— start Source data —
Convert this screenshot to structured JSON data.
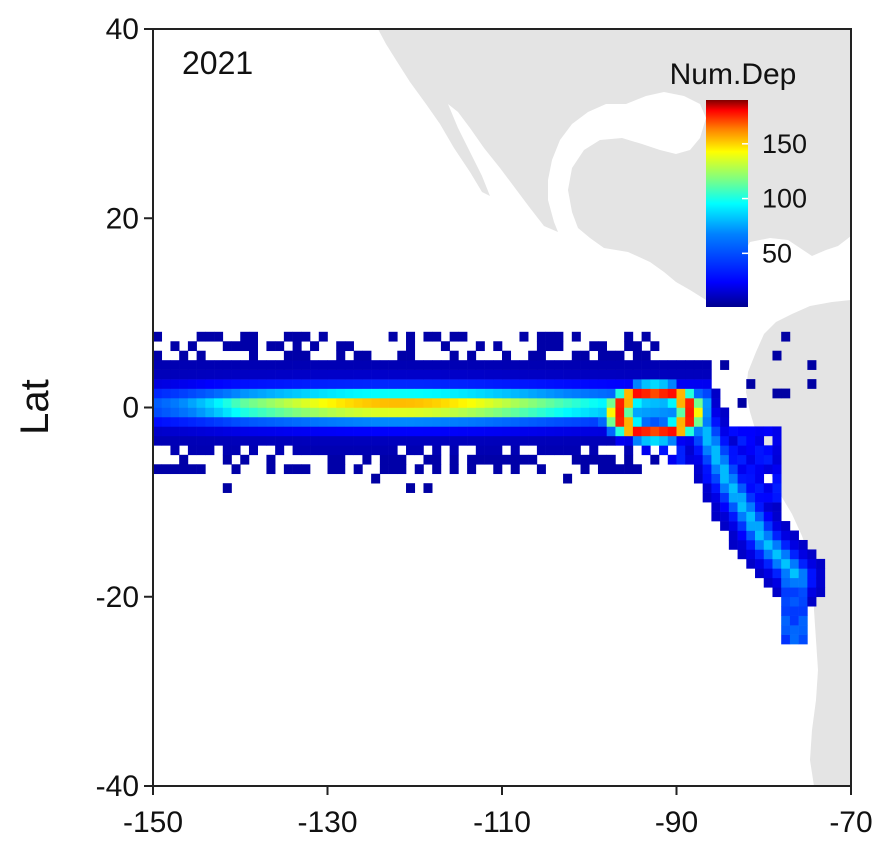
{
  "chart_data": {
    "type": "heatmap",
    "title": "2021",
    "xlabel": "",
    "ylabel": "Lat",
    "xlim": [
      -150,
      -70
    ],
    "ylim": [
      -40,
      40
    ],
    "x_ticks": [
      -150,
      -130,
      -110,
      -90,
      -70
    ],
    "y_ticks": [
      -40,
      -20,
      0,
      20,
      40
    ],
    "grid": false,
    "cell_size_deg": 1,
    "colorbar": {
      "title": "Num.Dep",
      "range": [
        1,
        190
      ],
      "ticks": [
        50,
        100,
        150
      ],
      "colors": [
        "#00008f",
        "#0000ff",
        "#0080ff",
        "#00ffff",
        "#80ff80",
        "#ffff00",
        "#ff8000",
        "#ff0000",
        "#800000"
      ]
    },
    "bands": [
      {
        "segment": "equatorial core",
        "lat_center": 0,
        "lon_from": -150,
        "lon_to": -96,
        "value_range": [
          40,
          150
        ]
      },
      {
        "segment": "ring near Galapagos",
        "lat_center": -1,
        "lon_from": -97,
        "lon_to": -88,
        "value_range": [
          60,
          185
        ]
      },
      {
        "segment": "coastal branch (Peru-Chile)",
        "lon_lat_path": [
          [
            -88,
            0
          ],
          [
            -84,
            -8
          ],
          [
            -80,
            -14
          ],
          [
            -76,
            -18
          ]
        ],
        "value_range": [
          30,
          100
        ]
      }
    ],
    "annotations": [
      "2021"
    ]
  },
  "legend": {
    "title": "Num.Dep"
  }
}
— end Source data —
▸ Exercise brief:
Pull out every line of the records that includes the string "title".

▸ Answer:
    "title": "2021",
      "title": "Num.Dep",
    "title": "Num.Dep"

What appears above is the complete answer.